(OBJECTIVE): Set down all of the data exactly as it appears.

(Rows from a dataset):

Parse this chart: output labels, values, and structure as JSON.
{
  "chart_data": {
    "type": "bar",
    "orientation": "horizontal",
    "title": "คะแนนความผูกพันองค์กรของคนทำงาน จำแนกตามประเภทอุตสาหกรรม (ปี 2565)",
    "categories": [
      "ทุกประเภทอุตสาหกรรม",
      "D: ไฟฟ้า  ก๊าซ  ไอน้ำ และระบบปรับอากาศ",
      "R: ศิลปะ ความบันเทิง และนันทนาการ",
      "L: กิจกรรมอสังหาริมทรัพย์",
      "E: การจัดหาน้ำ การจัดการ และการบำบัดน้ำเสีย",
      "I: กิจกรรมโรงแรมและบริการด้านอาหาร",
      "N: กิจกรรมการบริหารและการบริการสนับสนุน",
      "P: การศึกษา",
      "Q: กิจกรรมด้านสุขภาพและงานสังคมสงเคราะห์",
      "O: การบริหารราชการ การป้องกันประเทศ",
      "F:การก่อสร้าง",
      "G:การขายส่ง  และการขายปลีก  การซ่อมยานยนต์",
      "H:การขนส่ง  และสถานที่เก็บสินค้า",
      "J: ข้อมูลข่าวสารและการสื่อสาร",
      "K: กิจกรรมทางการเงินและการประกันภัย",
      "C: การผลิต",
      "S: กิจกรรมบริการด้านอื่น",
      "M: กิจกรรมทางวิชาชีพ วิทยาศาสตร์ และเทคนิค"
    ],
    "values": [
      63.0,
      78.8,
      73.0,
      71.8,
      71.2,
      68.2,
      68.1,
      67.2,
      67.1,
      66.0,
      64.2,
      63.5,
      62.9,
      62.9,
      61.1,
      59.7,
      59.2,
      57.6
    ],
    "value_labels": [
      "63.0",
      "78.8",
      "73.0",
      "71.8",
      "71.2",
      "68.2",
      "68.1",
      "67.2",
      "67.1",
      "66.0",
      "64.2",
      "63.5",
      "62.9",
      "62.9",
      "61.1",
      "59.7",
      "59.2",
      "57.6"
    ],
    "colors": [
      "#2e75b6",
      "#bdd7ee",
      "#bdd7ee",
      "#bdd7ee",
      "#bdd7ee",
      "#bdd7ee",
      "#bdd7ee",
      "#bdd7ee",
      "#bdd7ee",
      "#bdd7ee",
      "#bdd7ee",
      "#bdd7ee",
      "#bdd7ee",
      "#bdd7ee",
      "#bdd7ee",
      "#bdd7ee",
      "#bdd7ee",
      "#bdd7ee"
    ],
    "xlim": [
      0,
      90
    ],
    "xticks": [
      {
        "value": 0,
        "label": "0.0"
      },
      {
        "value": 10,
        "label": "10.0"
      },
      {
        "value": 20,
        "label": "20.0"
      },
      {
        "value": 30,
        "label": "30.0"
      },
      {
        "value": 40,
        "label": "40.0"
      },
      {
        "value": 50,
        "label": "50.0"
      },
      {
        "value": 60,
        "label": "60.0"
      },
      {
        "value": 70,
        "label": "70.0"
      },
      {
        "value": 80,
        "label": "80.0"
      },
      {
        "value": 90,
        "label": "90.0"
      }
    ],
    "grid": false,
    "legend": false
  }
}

(WRITTEN SOLUTION):
Parse this chart: output labels, values, and structure as JSON.
{
  "chart_data": {
    "type": "bar",
    "orientation": "horizontal",
    "title": "คะแนนความผูกพันองค์กรของคนทำงาน จำแนกตามประเภทอุตสาหกรรม (ปี 2565)",
    "categories": [
      "ทุกประเภทอุตสาหกรรม",
      "D: ไฟฟ้า  ก๊าซ  ไอน้ำ และระบบปรับอากาศ",
      "R: ศิลปะ ความบันเทิง และนันทนาการ",
      "L: กิจกรรมอสังหาริมทรัพย์",
      "E: การจัดหาน้ำ การจัดการ และการบำบัดน้ำเสีย",
      "I: กิจกรรมโรงแรมและบริการด้านอาหาร",
      "N: กิจกรรมการบริหารและการบริการสนับสนุน",
      "P: การศึกษา",
      "Q: กิจกรรมด้านสุขภาพและงานสังคมสงเคราะห์",
      "O: การบริหารราชการ การป้องกันประเทศ",
      "F:การก่อสร้าง",
      "G:การขายส่ง  และการขายปลีก  การซ่อมยานยนต์",
      "H:การขนส่ง  และสถานที่เก็บสินค้า",
      "J: ข้อมูลข่าวสารและการสื่อสาร",
      "K: กิจกรรมทางการเงินและการประกันภัย",
      "C: การผลิต",
      "S: กิจกรรมบริการด้านอื่น",
      "M: กิจกรรมทางวิชาชีพ วิทยาศาสตร์ และเทคนิค"
    ],
    "values": [
      63.0,
      78.8,
      73.0,
      71.8,
      71.2,
      68.2,
      68.1,
      67.2,
      67.1,
      66.0,
      64.2,
      63.5,
      62.9,
      62.9,
      61.1,
      59.7,
      59.2,
      57.6
    ],
    "value_labels": [
      "63.0",
      "78.8",
      "73.0",
      "71.8",
      "71.2",
      "68.2",
      "68.1",
      "67.2",
      "67.1",
      "66.0",
      "64.2",
      "63.5",
      "62.9",
      "62.9",
      "61.1",
      "59.7",
      "59.2",
      "57.6"
    ],
    "colors": [
      "#2e75b6",
      "#bdd7ee",
      "#bdd7ee",
      "#bdd7ee",
      "#bdd7ee",
      "#bdd7ee",
      "#bdd7ee",
      "#bdd7ee",
      "#bdd7ee",
      "#bdd7ee",
      "#bdd7ee",
      "#bdd7ee",
      "#bdd7ee",
      "#bdd7ee",
      "#bdd7ee",
      "#bdd7ee",
      "#bdd7ee",
      "#bdd7ee"
    ],
    "xlim": [
      0,
      90
    ],
    "xticks": [
      {
        "value": 0,
        "label": "0.0"
      },
      {
        "value": 10,
        "label": "10.0"
      },
      {
        "value": 20,
        "label": "20.0"
      },
      {
        "value": 30,
        "label": "30.0"
      },
      {
        "value": 40,
        "label": "40.0"
      },
      {
        "value": 50,
        "label": "50.0"
      },
      {
        "value": 60,
        "label": "60.0"
      },
      {
        "value": 70,
        "label": "70.0"
      },
      {
        "value": 80,
        "label": "80.0"
      },
      {
        "value": 90,
        "label": "90.0"
      }
    ],
    "grid": false,
    "legend": false
  }
}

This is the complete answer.